**WHAT YOU WILL DO**
Set out every line bearing the string "Bildrand".

**Rows from a dataset**

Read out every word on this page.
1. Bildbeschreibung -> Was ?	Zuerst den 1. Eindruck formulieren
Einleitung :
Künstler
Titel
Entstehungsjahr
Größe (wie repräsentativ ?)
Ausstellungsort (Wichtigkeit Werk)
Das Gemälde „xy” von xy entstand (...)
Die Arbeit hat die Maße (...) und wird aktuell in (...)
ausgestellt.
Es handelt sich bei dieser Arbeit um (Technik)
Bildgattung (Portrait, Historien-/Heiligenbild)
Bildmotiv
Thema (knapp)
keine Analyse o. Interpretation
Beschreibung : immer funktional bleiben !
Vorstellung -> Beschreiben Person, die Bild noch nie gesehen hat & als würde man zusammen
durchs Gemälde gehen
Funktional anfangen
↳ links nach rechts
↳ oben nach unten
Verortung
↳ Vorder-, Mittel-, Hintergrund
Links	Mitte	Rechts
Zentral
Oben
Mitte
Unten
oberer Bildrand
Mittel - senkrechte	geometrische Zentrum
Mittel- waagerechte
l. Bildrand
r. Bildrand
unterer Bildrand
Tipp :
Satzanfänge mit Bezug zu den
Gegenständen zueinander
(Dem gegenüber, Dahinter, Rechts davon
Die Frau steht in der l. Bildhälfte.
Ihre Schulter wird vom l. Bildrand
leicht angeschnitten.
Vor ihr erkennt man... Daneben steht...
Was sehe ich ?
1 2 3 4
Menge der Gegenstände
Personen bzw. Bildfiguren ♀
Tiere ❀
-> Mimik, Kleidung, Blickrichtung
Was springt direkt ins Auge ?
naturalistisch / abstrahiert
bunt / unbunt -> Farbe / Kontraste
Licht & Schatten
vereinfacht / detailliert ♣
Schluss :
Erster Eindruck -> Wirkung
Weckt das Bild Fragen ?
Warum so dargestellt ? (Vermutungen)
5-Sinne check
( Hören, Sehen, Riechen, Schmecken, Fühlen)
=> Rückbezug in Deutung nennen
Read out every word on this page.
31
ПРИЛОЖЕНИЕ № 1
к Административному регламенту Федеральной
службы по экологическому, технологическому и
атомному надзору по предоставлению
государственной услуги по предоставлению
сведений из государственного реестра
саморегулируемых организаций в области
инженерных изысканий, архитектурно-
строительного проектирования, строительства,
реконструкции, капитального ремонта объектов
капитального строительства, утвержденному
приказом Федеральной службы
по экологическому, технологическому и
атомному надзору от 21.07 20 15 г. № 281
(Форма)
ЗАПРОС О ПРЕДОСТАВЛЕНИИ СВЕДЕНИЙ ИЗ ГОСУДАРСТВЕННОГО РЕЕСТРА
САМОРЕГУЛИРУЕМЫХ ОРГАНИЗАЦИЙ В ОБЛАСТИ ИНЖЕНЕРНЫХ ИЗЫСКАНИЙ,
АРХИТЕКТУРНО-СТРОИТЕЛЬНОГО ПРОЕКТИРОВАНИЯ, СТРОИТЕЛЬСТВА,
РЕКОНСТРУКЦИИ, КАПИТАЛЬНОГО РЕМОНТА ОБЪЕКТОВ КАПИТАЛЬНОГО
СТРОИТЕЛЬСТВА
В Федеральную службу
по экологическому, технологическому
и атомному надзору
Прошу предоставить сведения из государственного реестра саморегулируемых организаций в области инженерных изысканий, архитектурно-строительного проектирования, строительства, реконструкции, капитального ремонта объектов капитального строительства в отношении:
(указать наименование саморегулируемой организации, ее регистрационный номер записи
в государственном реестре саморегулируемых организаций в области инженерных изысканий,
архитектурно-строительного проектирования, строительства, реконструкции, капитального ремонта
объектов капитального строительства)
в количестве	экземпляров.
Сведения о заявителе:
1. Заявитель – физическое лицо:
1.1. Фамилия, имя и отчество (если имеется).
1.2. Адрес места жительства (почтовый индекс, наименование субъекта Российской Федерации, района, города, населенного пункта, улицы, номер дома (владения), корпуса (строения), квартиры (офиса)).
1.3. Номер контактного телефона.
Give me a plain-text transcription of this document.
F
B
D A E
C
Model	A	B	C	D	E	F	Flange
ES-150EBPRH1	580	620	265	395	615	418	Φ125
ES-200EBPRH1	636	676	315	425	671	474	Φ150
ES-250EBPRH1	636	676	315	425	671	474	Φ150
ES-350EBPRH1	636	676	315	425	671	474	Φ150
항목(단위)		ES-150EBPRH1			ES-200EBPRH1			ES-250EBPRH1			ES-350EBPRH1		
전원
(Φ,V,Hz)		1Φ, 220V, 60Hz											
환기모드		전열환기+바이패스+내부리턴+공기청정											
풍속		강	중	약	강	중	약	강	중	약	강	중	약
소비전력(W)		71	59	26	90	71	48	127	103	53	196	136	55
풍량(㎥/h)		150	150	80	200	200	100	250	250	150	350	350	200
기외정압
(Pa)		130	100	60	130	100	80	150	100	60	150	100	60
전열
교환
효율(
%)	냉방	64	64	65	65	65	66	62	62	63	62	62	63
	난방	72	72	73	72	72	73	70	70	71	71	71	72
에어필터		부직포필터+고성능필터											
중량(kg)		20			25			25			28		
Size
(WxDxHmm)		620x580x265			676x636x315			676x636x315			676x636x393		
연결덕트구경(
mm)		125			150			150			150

**TASK ANSWER**
oberer Bildrand
l. Bildrand
r. Bildrand
unterer Bildrand
Ihre Schulter wird vom l. Bildrand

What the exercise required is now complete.